VizierDB / vizier-scala

The Vizier kernel-free notebook programming environment
Other
34 stars 11 forks source link

Optionally create a pyenv or similar associated with a vizierdb #58

Closed okennedy closed 1 year ago

okennedy commented 3 years ago

A few ways to pull this off, but the simplest would be to have some sort of settings pane in the UI that the user can toggle to spin up a pyenv in the vizier.db folder. From here, each notebook could have an associated set of python packages.

okennedy commented 3 years ago

Another slightly simpler version would be to create a vizierwide pyenv instance.

okennedy commented 3 years ago

Does PIP have some sort of local packages directory.

Dataset records
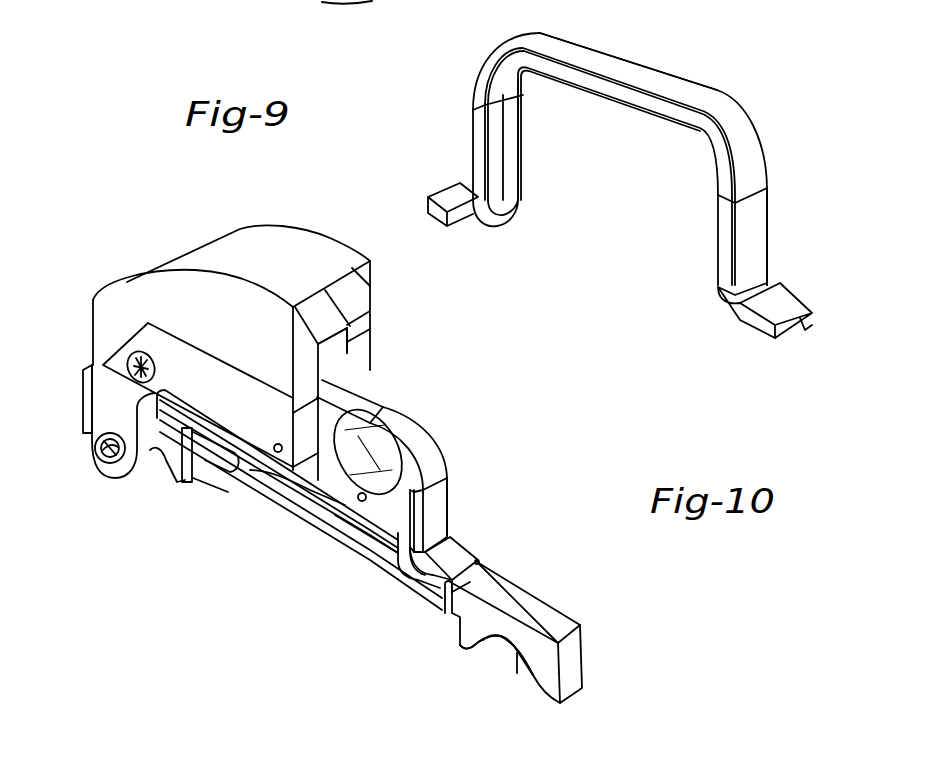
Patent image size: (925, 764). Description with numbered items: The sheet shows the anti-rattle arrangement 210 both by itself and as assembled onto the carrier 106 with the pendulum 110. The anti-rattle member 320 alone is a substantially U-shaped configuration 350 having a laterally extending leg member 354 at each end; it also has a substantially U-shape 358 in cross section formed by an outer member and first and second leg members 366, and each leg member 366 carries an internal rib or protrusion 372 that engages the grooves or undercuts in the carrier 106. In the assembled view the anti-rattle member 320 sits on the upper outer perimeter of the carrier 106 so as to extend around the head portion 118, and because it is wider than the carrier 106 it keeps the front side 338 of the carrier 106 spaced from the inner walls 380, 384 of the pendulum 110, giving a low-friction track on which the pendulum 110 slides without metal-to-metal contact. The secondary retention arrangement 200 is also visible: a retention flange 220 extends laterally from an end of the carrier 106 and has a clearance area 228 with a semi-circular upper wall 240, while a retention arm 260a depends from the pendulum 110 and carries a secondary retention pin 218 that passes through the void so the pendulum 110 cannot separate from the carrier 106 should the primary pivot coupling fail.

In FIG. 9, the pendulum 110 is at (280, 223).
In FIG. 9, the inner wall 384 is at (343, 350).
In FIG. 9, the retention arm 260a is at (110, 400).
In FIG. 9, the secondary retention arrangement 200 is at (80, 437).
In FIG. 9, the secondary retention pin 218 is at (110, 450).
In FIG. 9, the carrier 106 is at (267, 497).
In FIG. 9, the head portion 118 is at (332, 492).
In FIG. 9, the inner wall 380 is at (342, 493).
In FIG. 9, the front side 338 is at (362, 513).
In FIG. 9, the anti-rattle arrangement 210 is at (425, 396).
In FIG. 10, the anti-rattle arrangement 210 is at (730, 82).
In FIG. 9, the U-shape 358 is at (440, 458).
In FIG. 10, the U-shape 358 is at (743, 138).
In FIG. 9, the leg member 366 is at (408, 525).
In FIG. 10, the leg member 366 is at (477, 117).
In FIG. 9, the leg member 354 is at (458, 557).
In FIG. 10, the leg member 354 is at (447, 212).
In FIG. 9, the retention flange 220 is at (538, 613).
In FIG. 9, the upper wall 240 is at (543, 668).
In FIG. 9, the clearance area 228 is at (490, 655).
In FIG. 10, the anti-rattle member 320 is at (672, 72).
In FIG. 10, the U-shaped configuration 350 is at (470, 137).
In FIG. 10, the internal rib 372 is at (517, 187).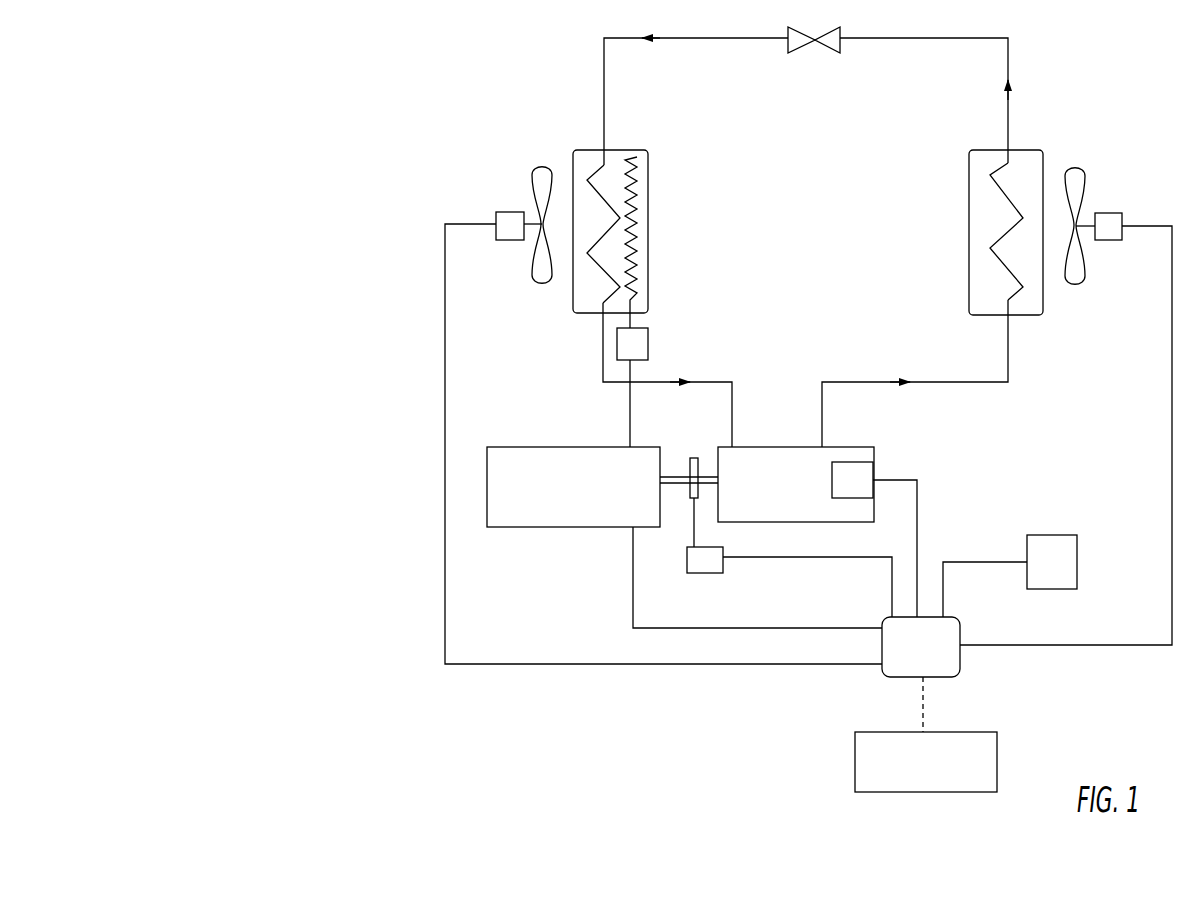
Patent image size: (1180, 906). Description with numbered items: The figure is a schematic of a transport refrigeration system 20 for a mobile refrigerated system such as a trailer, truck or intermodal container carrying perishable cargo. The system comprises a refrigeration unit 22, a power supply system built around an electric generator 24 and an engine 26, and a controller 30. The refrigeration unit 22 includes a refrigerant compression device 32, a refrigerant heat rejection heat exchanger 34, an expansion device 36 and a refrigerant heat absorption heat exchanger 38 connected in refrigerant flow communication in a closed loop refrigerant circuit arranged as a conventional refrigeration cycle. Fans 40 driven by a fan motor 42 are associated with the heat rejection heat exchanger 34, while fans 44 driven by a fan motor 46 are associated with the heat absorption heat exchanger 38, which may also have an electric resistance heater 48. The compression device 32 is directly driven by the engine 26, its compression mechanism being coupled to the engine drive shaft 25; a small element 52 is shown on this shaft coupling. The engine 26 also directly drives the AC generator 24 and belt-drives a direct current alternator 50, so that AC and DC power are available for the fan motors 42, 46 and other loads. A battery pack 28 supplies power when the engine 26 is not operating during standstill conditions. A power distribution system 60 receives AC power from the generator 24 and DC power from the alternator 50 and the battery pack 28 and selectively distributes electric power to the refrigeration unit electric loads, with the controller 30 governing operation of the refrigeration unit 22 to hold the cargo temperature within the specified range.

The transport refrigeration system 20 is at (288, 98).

WHAT TO PRODUCE
Please write what comes next in the Vizier pyenv issue thread, picking up after its last comment.

RESULT BELOW
okennedy commented 3 years ago

It does: https://docs.python.org/3/library/venv.html

okennedy commented 2 years ago

This project: https://github.com/pathbird/poetry-kernel ... is using this tool: https://python-poetry.org/docs/#installation ... to do something similar

okennedy commented 2 years ago

Also see #13

okennedy commented 2 years ago

Possibly related: https://man.sr.ht/~cnx/ipwhl/

looks like a tool for registering python configurations with ipfs. Probably overkill here... but might be some ideas there to learn from.

okennedy commented 2 years ago

Blocked on #164

okennedy commented 2 years ago

Starting to work out the infrastructure for this...

Flagging @mrb24 @lordpretzel for discussion

Pyenv vs Venv

Pyenv provides an easy way to switch between different python versions. We definitely want to lock in a specific python version, but at the same time, the big problem that this issue is meant to solve is dependency management. For that, it might be easier to use python's venv library to create a directory, and create virtual environments in there.

Playing nice with ScalaPy (#195)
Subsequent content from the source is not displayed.